** WHAT THIS TASK INVOLVES **
Copy each line below that includes "content".

** DATA FOR THIS EXERCISE **
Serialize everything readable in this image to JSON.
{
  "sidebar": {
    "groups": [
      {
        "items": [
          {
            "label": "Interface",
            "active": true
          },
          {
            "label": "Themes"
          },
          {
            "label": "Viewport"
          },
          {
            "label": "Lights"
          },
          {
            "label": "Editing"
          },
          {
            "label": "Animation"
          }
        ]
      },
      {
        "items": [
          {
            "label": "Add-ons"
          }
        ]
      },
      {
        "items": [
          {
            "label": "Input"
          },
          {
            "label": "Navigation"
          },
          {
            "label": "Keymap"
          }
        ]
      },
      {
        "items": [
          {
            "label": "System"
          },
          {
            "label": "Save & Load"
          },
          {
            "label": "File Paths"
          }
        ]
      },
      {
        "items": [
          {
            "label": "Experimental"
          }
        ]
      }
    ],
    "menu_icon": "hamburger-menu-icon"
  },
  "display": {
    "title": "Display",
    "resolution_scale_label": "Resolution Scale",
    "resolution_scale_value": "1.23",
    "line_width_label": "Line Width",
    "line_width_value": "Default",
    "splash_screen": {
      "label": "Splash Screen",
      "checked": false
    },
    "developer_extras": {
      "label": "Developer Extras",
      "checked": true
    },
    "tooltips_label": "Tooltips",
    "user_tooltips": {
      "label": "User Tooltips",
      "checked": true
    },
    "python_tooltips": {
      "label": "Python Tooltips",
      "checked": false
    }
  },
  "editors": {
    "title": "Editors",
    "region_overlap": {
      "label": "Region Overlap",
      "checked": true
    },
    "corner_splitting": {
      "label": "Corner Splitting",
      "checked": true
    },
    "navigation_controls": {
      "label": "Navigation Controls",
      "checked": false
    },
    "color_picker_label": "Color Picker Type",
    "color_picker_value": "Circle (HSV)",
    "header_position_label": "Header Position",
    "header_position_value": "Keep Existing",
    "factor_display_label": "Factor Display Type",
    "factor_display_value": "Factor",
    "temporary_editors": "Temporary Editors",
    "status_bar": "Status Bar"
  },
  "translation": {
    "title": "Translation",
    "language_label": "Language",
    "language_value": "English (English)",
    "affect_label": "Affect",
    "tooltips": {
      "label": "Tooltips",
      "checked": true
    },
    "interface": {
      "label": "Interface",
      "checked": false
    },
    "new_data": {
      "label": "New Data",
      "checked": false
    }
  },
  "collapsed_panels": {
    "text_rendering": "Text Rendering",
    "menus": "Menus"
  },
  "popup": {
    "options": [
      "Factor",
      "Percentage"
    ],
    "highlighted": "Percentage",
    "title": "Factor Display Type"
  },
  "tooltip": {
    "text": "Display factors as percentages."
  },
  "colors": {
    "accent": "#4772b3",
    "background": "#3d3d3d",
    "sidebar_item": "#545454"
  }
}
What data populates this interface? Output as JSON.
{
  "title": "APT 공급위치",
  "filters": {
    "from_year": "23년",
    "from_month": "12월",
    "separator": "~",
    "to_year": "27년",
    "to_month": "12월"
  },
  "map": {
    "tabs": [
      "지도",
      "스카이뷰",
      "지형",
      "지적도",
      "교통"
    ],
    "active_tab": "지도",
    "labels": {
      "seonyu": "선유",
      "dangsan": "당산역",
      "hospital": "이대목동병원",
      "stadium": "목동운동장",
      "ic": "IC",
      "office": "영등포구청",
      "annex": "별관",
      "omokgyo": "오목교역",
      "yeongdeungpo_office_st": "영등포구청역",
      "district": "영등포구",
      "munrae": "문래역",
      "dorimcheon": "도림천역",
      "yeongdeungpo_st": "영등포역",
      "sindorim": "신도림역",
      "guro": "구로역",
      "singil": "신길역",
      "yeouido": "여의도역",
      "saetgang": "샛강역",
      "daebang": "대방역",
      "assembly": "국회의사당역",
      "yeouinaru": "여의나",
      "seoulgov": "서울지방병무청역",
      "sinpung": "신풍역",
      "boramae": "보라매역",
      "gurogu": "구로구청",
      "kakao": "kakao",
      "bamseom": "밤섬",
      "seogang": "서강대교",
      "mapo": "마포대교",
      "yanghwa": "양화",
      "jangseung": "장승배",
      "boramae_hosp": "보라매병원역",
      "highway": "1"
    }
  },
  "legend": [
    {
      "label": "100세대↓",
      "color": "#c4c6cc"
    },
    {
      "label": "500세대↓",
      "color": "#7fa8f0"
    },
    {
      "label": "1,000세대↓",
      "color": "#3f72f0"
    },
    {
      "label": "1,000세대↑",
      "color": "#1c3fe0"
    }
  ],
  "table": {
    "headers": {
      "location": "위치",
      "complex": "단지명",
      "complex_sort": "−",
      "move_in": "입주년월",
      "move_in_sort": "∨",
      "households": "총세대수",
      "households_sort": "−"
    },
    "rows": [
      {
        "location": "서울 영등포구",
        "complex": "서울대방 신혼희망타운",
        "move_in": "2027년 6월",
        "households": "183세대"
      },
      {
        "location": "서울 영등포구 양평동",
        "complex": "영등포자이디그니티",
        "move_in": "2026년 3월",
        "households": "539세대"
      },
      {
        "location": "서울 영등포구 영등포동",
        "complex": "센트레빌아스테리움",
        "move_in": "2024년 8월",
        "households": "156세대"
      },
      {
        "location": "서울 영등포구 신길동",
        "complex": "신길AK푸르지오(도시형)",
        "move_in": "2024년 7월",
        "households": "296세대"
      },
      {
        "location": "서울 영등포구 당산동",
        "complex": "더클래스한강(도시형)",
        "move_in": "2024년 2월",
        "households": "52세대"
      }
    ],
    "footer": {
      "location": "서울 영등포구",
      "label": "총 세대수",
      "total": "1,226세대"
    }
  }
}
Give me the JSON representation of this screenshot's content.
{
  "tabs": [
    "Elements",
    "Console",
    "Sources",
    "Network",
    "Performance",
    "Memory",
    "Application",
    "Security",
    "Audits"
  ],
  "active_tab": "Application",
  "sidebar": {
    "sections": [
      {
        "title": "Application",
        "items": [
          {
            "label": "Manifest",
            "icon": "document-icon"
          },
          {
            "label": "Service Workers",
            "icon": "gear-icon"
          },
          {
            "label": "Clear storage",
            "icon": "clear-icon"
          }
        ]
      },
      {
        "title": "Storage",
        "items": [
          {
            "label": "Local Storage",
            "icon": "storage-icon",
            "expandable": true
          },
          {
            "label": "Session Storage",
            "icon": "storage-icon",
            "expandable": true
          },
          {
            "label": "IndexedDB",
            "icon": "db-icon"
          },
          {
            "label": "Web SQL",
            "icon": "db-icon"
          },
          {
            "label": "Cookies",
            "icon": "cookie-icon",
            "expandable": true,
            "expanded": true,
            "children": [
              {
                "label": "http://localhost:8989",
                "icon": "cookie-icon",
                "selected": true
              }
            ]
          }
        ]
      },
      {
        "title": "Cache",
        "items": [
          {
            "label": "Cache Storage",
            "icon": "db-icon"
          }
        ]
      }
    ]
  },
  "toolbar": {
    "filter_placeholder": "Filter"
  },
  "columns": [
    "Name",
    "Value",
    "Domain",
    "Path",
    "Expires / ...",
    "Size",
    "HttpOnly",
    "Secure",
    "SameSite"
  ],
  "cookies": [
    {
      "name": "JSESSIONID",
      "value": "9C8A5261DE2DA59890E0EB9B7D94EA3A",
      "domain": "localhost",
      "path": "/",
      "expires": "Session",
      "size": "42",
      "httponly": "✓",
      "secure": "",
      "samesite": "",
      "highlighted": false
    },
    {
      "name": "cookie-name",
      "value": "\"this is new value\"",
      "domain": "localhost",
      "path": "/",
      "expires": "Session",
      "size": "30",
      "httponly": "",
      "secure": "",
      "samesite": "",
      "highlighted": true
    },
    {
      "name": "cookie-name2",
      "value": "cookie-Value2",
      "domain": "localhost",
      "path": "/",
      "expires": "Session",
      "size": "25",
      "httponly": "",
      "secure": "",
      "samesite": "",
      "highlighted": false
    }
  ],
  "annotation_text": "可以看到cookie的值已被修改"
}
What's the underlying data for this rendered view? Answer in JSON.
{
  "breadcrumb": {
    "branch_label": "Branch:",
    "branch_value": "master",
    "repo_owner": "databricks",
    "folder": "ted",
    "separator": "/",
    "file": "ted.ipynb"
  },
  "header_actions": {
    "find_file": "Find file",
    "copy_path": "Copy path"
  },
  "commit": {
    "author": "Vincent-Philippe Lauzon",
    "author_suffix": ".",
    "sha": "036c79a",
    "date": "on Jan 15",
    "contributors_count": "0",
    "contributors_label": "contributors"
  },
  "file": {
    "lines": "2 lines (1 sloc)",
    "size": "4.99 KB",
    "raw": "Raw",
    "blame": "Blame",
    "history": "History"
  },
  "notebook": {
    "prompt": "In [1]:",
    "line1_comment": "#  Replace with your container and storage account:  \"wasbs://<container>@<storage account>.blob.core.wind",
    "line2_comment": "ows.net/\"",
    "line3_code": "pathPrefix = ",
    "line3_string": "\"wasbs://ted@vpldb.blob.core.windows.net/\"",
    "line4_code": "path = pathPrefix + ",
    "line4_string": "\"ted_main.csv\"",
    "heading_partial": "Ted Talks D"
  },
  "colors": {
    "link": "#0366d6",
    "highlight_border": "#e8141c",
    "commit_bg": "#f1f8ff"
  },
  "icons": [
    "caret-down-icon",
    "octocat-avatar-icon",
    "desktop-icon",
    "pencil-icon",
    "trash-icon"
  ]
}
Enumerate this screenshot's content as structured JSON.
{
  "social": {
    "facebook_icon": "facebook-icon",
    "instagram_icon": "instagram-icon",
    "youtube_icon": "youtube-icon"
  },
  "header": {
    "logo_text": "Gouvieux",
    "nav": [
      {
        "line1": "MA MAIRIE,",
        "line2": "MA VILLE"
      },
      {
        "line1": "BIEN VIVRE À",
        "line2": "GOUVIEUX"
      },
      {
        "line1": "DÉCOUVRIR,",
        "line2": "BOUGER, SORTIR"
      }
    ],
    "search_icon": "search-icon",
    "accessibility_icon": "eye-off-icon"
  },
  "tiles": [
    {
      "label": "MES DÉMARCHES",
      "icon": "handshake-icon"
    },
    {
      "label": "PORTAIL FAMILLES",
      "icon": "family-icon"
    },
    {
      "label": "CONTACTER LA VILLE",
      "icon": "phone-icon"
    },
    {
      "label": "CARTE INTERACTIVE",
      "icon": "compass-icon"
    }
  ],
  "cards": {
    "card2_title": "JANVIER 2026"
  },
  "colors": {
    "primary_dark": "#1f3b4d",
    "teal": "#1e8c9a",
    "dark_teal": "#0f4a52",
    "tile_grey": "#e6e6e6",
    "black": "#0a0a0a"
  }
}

** RESPONSE **
Give me the JSON representation of this screenshot's content.
Enumerate this screenshot's content as structured JSON.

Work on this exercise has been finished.